What to work on:
Extract and list every line that contains the word "empowerment".

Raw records
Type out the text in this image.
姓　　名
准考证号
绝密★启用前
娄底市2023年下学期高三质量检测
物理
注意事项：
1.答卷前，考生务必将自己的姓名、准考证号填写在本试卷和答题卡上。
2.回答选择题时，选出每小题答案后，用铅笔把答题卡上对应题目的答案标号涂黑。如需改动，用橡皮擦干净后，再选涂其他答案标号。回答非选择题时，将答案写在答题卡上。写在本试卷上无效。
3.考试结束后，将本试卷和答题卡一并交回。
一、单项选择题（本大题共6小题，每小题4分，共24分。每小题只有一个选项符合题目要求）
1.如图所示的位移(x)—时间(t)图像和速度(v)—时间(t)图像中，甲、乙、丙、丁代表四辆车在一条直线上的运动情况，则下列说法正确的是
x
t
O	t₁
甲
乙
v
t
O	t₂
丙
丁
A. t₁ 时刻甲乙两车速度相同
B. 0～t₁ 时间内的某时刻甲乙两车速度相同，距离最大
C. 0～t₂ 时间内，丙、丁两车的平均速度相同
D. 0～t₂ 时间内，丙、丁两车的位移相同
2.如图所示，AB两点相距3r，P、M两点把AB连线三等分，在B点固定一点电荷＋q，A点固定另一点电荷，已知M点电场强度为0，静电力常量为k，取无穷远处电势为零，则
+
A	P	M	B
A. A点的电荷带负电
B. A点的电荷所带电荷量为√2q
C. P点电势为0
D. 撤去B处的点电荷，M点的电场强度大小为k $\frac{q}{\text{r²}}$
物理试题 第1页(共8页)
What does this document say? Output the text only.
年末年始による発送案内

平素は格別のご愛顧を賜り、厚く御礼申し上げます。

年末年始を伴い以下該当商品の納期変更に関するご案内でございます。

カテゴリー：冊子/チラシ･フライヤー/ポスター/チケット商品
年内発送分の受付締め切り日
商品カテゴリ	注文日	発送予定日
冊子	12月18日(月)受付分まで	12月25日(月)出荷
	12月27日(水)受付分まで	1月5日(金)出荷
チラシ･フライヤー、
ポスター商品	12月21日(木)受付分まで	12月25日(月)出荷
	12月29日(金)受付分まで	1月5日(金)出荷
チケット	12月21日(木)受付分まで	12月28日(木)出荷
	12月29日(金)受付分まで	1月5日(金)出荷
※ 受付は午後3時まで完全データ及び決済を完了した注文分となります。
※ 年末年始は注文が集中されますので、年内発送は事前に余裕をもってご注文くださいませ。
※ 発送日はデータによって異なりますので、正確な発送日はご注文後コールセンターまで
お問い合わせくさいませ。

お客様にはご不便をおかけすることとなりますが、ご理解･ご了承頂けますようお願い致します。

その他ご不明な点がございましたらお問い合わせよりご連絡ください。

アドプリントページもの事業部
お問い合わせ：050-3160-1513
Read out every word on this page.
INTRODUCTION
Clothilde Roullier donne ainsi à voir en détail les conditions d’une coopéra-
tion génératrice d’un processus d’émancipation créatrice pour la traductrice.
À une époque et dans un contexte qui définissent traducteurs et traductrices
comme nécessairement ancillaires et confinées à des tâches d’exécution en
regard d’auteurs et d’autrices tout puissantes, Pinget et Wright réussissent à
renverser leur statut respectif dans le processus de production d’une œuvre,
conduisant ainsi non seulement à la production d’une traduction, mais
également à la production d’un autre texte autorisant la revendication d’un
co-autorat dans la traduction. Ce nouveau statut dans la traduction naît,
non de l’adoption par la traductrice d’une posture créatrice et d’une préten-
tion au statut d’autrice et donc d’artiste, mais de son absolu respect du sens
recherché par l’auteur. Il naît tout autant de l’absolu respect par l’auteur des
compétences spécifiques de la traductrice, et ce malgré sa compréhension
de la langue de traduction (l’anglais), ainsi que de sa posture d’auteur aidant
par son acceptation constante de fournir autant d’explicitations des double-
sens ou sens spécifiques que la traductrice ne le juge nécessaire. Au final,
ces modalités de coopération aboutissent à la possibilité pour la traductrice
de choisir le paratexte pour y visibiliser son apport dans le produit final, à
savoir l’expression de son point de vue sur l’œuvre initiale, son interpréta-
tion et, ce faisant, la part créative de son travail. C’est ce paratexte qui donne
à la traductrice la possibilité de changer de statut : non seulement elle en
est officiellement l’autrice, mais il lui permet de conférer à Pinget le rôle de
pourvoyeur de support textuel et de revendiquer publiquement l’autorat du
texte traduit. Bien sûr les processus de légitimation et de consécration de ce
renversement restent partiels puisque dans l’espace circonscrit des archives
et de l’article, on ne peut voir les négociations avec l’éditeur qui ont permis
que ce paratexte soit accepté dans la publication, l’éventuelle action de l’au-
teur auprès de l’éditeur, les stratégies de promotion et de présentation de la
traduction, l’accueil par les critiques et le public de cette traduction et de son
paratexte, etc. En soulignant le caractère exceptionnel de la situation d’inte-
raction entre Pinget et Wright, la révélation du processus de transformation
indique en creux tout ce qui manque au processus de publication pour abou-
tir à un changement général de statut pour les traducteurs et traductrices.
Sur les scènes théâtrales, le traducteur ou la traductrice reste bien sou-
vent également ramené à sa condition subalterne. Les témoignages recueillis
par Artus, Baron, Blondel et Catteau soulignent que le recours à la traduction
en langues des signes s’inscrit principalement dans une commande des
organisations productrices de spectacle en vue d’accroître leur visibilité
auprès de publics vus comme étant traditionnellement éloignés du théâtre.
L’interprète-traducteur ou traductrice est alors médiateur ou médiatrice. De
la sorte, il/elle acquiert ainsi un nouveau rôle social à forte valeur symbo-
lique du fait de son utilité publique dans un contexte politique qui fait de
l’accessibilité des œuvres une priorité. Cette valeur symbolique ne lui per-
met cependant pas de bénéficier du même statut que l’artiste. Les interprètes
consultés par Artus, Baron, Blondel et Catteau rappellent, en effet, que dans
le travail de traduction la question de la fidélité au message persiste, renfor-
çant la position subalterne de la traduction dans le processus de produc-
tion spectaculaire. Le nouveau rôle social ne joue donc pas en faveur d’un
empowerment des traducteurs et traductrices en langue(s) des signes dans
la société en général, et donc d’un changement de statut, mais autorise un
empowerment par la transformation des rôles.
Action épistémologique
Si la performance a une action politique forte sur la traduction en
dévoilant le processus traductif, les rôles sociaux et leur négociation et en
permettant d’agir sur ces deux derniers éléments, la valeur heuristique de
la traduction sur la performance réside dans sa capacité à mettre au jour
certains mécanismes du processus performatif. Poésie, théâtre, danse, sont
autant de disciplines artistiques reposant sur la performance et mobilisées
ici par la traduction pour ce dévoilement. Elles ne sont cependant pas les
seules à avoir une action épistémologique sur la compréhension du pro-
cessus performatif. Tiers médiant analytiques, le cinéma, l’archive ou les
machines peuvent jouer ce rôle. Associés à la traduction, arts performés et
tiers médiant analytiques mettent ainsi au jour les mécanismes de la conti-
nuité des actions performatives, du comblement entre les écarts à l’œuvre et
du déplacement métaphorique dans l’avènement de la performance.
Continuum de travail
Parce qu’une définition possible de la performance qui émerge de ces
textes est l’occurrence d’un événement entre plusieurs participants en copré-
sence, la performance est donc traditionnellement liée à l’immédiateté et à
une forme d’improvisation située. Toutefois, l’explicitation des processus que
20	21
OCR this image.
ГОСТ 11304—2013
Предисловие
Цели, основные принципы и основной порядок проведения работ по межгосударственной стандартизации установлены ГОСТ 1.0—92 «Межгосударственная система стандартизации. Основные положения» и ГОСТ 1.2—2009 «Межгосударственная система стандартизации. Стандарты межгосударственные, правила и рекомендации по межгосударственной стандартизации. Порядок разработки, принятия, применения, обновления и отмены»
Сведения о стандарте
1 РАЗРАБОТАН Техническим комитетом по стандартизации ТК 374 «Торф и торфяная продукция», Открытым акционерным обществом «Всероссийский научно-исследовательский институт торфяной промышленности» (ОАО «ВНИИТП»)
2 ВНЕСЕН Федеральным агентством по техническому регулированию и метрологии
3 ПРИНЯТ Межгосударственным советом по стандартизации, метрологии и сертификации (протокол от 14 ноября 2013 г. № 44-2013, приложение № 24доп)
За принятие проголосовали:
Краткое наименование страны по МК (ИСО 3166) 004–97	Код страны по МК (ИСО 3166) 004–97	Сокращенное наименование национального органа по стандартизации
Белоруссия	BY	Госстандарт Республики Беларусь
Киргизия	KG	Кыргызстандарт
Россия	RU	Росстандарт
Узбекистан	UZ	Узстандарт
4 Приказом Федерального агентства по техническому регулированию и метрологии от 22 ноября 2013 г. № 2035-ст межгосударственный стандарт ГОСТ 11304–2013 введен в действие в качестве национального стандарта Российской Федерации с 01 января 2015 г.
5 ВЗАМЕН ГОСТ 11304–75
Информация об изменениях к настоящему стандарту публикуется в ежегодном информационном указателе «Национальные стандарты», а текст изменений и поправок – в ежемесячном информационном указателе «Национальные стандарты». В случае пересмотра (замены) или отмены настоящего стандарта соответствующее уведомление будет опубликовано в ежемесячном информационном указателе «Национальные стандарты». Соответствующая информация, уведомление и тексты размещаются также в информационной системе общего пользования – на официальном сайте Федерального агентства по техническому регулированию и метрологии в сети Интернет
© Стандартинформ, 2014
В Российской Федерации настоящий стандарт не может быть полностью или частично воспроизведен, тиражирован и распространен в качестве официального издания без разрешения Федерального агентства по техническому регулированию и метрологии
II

Task result:
empowerment des traducteurs et traductrices en langue(s) des signes dans
empowerment par la transformation des rôles.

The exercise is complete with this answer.